§ **TASK TO COMPLETE**: Check every line below for the word "Amplituda" and copy each one that has it.

(Figure contents as structured data)
Begin

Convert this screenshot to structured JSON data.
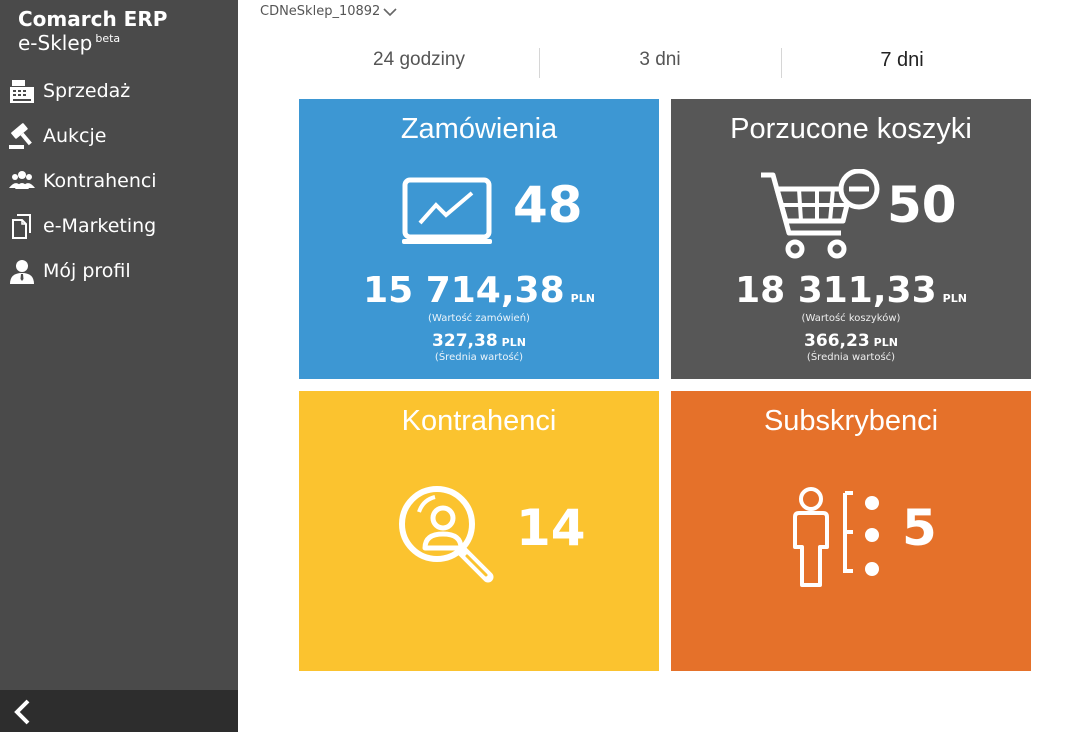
{
  "sidebar": {
    "brand_title": "Comarch ERP",
    "brand_sub": "e-Sklep",
    "brand_beta": "beta",
    "items": [
      {
        "label": "Sprzedaż",
        "icon": "cash-register-icon"
      },
      {
        "label": "Aukcje",
        "icon": "gavel-icon"
      },
      {
        "label": "Kontrahenci",
        "icon": "users-icon"
      },
      {
        "label": "e-Marketing",
        "icon": "documents-icon"
      },
      {
        "label": "Mój profil",
        "icon": "user-profile-icon"
      }
    ],
    "collapse_icon": "chevron-left-icon"
  },
  "header": {
    "store_name": "CDNeSklep_10892"
  },
  "periods": {
    "tabs": [
      "24 godziny",
      "3 dni",
      "7 dni"
    ],
    "active": "7 dni"
  },
  "tiles": {
    "orders": {
      "title": "Zamówienia",
      "count": "48",
      "amount": "15 714,38",
      "currency": "PLN",
      "amount_note": "(Wartość zamówień)",
      "avg": "327,38",
      "avg_currency": "PLN",
      "avg_note": "(Średnia wartość)",
      "icon": "chart-monitor-icon",
      "color": "#3d97d3"
    },
    "carts": {
      "title": "Porzucone koszyki",
      "count": "50",
      "amount": "18 311,33",
      "currency": "PLN",
      "amount_note": "(Wartość koszyków)",
      "avg": "366,23",
      "avg_currency": "PLN",
      "avg_note": "(Średnia wartość)",
      "icon": "cart-remove-icon",
      "color": "#575757"
    },
    "contractors": {
      "title": "Kontrahenci",
      "count": "14",
      "icon": "user-search-icon",
      "color": "#fbc32f"
    },
    "subscribers": {
      "title": "Subskrybenci",
      "count": "5",
      "icon": "subscriber-icon",
      "color": "#e5712a"
    }
  }
}
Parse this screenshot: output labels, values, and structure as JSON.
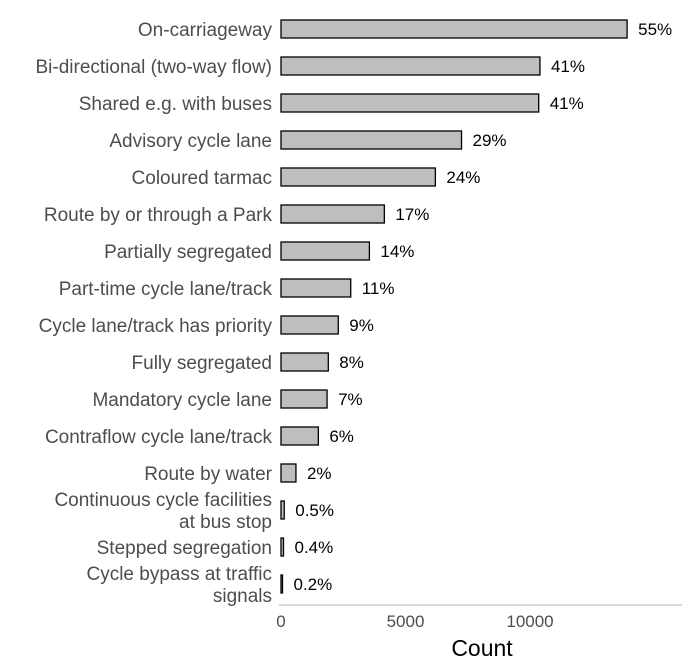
{
  "chart_data": {
    "type": "bar",
    "orientation": "horizontal",
    "title": "",
    "xlabel": "Count",
    "ylabel": "",
    "xlim": [
      0,
      16000
    ],
    "xticks": [
      0,
      5000,
      10000
    ],
    "xtick_labels": [
      "0",
      "5000",
      "10000"
    ],
    "grid": false,
    "bar_fill": "#bebebe",
    "bar_stroke": "#000000",
    "categories": [
      [
        "On-carriageway"
      ],
      [
        "Bi-directional (two-way flow)"
      ],
      [
        "Shared e.g. with buses"
      ],
      [
        "Advisory cycle lane"
      ],
      [
        "Coloured tarmac"
      ],
      [
        "Route by or through a Park"
      ],
      [
        "Partially segregated"
      ],
      [
        "Part-time cycle lane/track"
      ],
      [
        "Cycle lane/track has priority"
      ],
      [
        "Fully segregated"
      ],
      [
        "Mandatory cycle lane"
      ],
      [
        "Contraflow cycle lane/track"
      ],
      [
        "Route by water"
      ],
      [
        "Continuous cycle facilities",
        "at bus stop"
      ],
      [
        "Stepped segregation"
      ],
      [
        "Cycle bypass at traffic",
        "signals"
      ]
    ],
    "values": [
      13900,
      10400,
      10350,
      7250,
      6200,
      4150,
      3550,
      2800,
      2300,
      1900,
      1850,
      1500,
      600,
      130,
      100,
      50
    ],
    "labels": [
      "55%",
      "41%",
      "41%",
      "29%",
      "24%",
      "17%",
      "14%",
      "11%",
      "9%",
      "8%",
      "7%",
      "6%",
      "2%",
      "0.5%",
      "0.4%",
      "0.2%"
    ]
  }
}
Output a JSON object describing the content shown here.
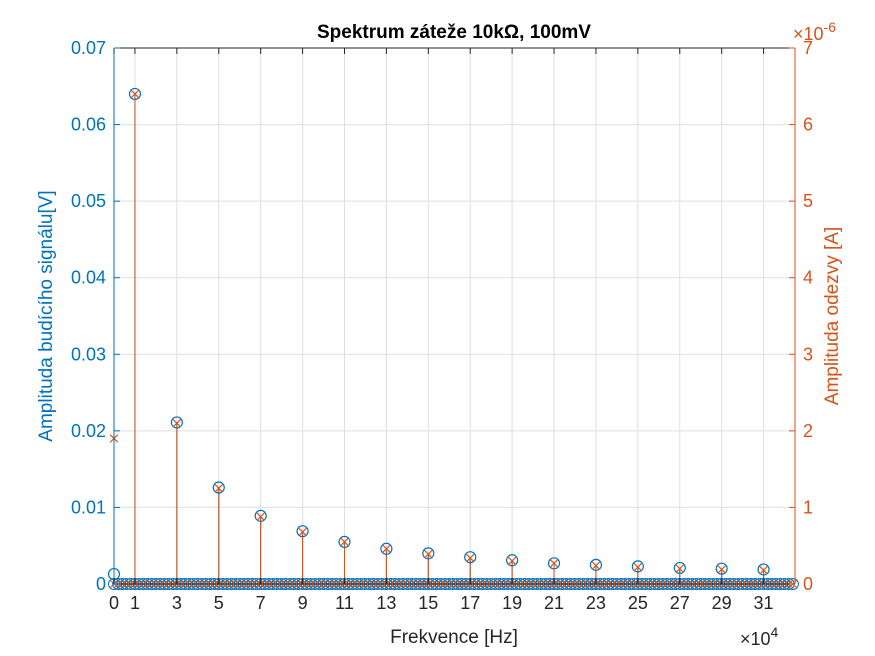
{
  "chart_data": {
    "type": "stem",
    "title": "Spektrum záteže 10kΩ, 100mV",
    "xlabel": "Frekvence [Hz]",
    "x_exponent_label": "×10",
    "x_exponent_power": "4",
    "ylabel_left": "Amplituda budícího signálu[V]",
    "ylabel_right": "Amplituda odezvy [A]",
    "y_right_exponent_label": "×10",
    "y_right_exponent_power": "-6",
    "xlim": [
      0,
      32.5
    ],
    "ylim_left": [
      0,
      0.07
    ],
    "ylim_right": [
      0,
      7
    ],
    "x_ticks": [
      0,
      1,
      3,
      5,
      7,
      9,
      11,
      13,
      15,
      17,
      19,
      21,
      23,
      25,
      27,
      29,
      31
    ],
    "y_left_ticks": [
      0,
      0.01,
      0.02,
      0.03,
      0.04,
      0.05,
      0.06,
      0.07
    ],
    "y_left_tick_labels": [
      "0",
      "0.01",
      "0.02",
      "0.03",
      "0.04",
      "0.05",
      "0.06",
      "0.07"
    ],
    "y_right_ticks": [
      0,
      1,
      2,
      3,
      4,
      5,
      6,
      7
    ],
    "y_right_tick_labels": [
      "0",
      "1",
      "2",
      "3",
      "4",
      "5",
      "6",
      "7"
    ],
    "grid": true,
    "colors": {
      "left": "#0072BD",
      "right": "#D95319",
      "grid": "#dfdfdf",
      "axes": "#262626"
    },
    "floor_step": 0.2,
    "series": [
      {
        "name": "",
        "axis": "left",
        "marker": "circle",
        "x": [
          0,
          1,
          3,
          5,
          7,
          9,
          11,
          13,
          15,
          17,
          19,
          21,
          23,
          25,
          27,
          29,
          31
        ],
        "values": [
          0.0013,
          0.064,
          0.0211,
          0.0126,
          0.0089,
          0.0069,
          0.0055,
          0.0046,
          0.004,
          0.0035,
          0.0031,
          0.0027,
          0.0025,
          0.0023,
          0.0021,
          0.002,
          0.0019
        ]
      },
      {
        "name": "",
        "axis": "right",
        "marker": "x",
        "x": [
          0,
          1,
          3,
          5,
          7,
          9,
          11,
          13,
          15,
          17,
          19,
          21,
          23,
          25,
          27,
          29,
          31
        ],
        "values": [
          1.9,
          6.4,
          2.1,
          1.25,
          0.88,
          0.68,
          0.55,
          0.46,
          0.39,
          0.34,
          0.3,
          0.27,
          0.24,
          0.22,
          0.2,
          0.19,
          0.18
        ]
      }
    ]
  }
}
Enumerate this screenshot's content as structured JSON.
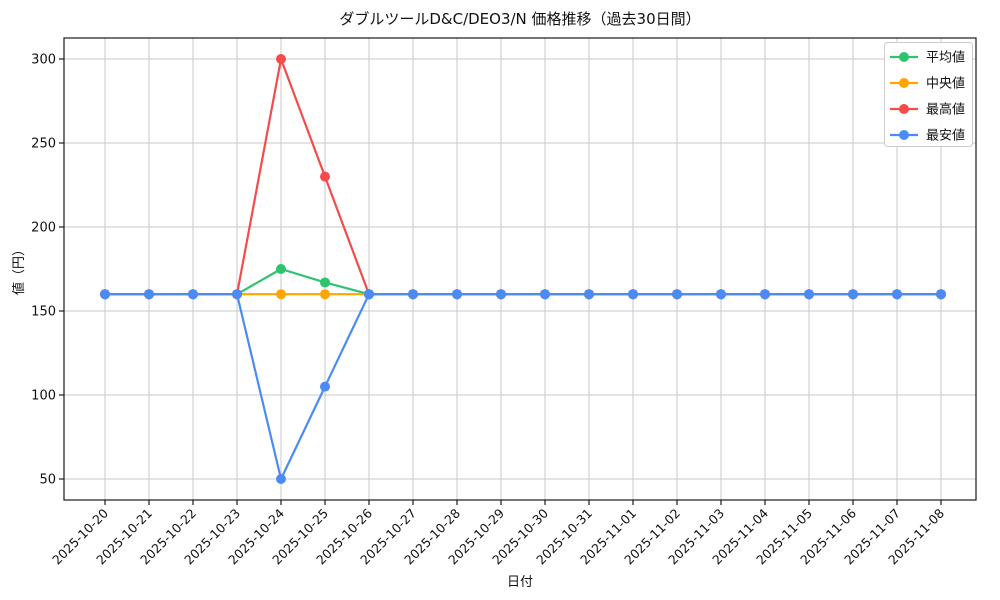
{
  "chart_data": {
    "type": "line",
    "title": "ダブルツールD&C/DEO3/N 価格推移（過去30日間）",
    "xlabel": "日付",
    "ylabel": "値（円）",
    "x": [
      "2025-10-20",
      "2025-10-21",
      "2025-10-22",
      "2025-10-23",
      "2025-10-24",
      "2025-10-25",
      "2025-10-26",
      "2025-10-27",
      "2025-10-28",
      "2025-10-29",
      "2025-10-30",
      "2025-10-31",
      "2025-11-01",
      "2025-11-02",
      "2025-11-03",
      "2025-11-04",
      "2025-11-05",
      "2025-11-06",
      "2025-11-07",
      "2025-11-08"
    ],
    "series": [
      {
        "id": "average",
        "name": "平均値",
        "color": "#2ec46e",
        "values": [
          160,
          160,
          160,
          160,
          175,
          167,
          160,
          160,
          160,
          160,
          160,
          160,
          160,
          160,
          160,
          160,
          160,
          160,
          160,
          160
        ]
      },
      {
        "id": "median",
        "name": "中央値",
        "color": "#ffa502",
        "values": [
          160,
          160,
          160,
          160,
          160,
          160,
          160,
          160,
          160,
          160,
          160,
          160,
          160,
          160,
          160,
          160,
          160,
          160,
          160,
          160
        ]
      },
      {
        "id": "max",
        "name": "最高値",
        "color": "#f44b4b",
        "values": [
          160,
          160,
          160,
          160,
          300,
          230,
          160,
          160,
          160,
          160,
          160,
          160,
          160,
          160,
          160,
          160,
          160,
          160,
          160,
          160
        ]
      },
      {
        "id": "min",
        "name": "最安値",
        "color": "#4b8bf5",
        "values": [
          160,
          160,
          160,
          160,
          50,
          105,
          160,
          160,
          160,
          160,
          160,
          160,
          160,
          160,
          160,
          160,
          160,
          160,
          160,
          160
        ]
      }
    ],
    "yticks": [
      50,
      100,
      150,
      200,
      250,
      300
    ],
    "ylim": [
      37.5,
      312.5
    ],
    "grid": true,
    "grid_color": "#c9c9c9",
    "spine_color": "#1a1a1a",
    "legend_position": "upper right",
    "background": "#ffffff"
  }
}
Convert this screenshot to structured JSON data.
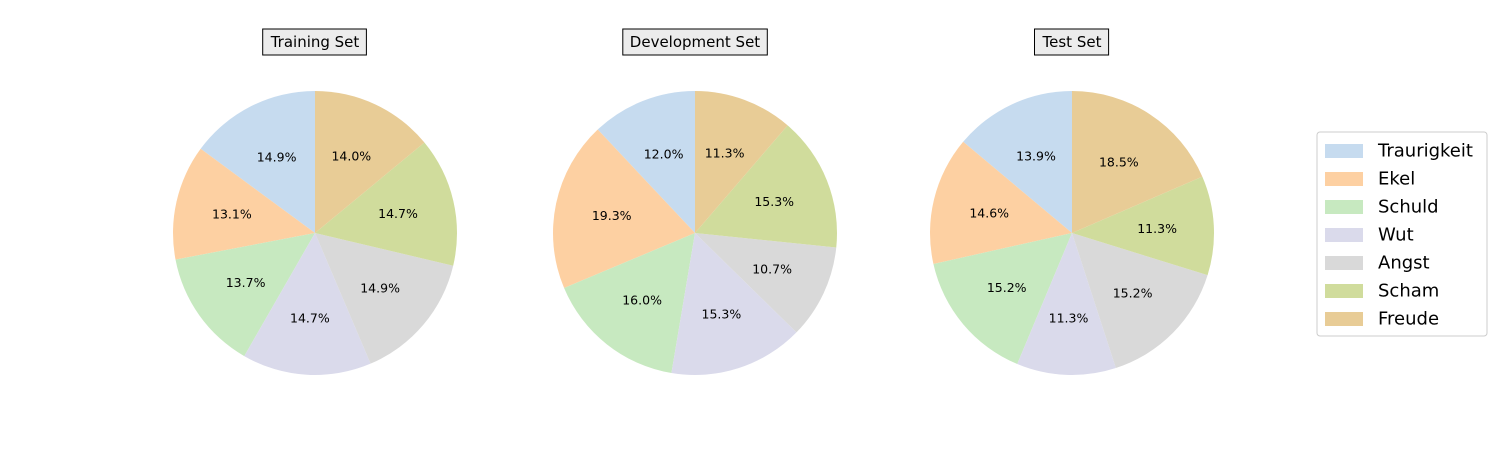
{
  "chart_data": {
    "type": "pie",
    "categories": [
      "Traurigkeit",
      "Ekel",
      "Schuld",
      "Wut",
      "Angst",
      "Scham",
      "Freude"
    ],
    "colors": [
      "#c6dbef",
      "#fdd0a2",
      "#c7e9c0",
      "#dadaeb",
      "#d9d9d9",
      "#d0dc9c",
      "#e8cc96"
    ],
    "legend": {
      "placement": "right",
      "entries": [
        "Traurigkeit",
        "Ekel",
        "Schuld",
        "Wut",
        "Angst",
        "Scham",
        "Freude"
      ]
    },
    "pies": [
      {
        "title": "Training Set",
        "values": [
          14.9,
          13.1,
          13.7,
          14.7,
          14.9,
          14.7,
          14.0
        ],
        "labels": [
          "14.9%",
          "13.1%",
          "13.7%",
          "14.7%",
          "14.9%",
          "14.7%",
          "14.0%"
        ]
      },
      {
        "title": "Development Set",
        "values": [
          12.0,
          19.3,
          16.0,
          15.3,
          10.7,
          15.3,
          11.3
        ],
        "labels": [
          "12.0%",
          "19.3%",
          "16.0%",
          "15.3%",
          "10.7%",
          "15.3%",
          "11.3%"
        ]
      },
      {
        "title": "Test Set",
        "values": [
          13.9,
          14.6,
          15.2,
          11.3,
          15.2,
          11.3,
          18.5
        ],
        "labels": [
          "13.9%",
          "14.6%",
          "15.2%",
          "11.3%",
          "15.2%",
          "11.3%",
          "18.5%"
        ]
      }
    ]
  }
}
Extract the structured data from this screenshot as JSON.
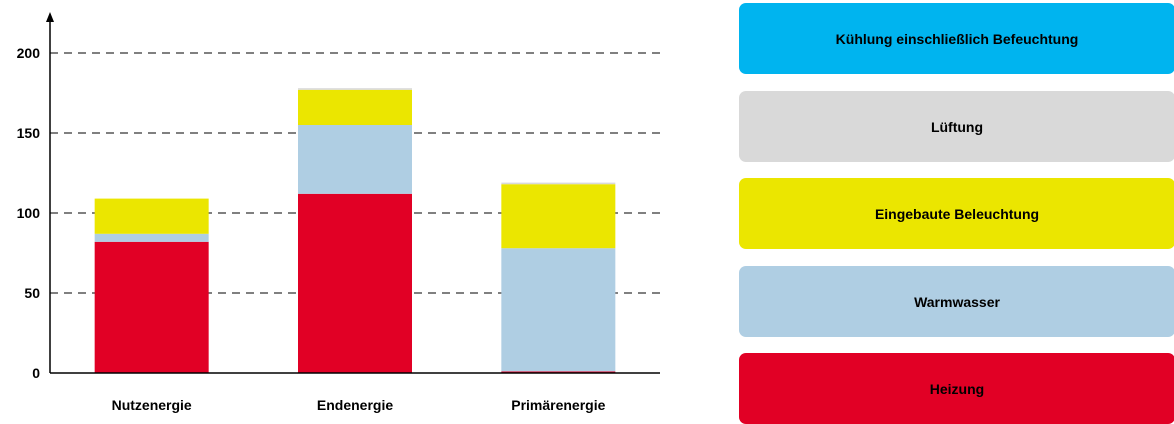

End

§ **SOLUTION TO THE EXERCISE**:
    "ylabel_left": "Amplituda budícího signálu[V]",
    "ylabel_right": "Amplituda odezvy [A]",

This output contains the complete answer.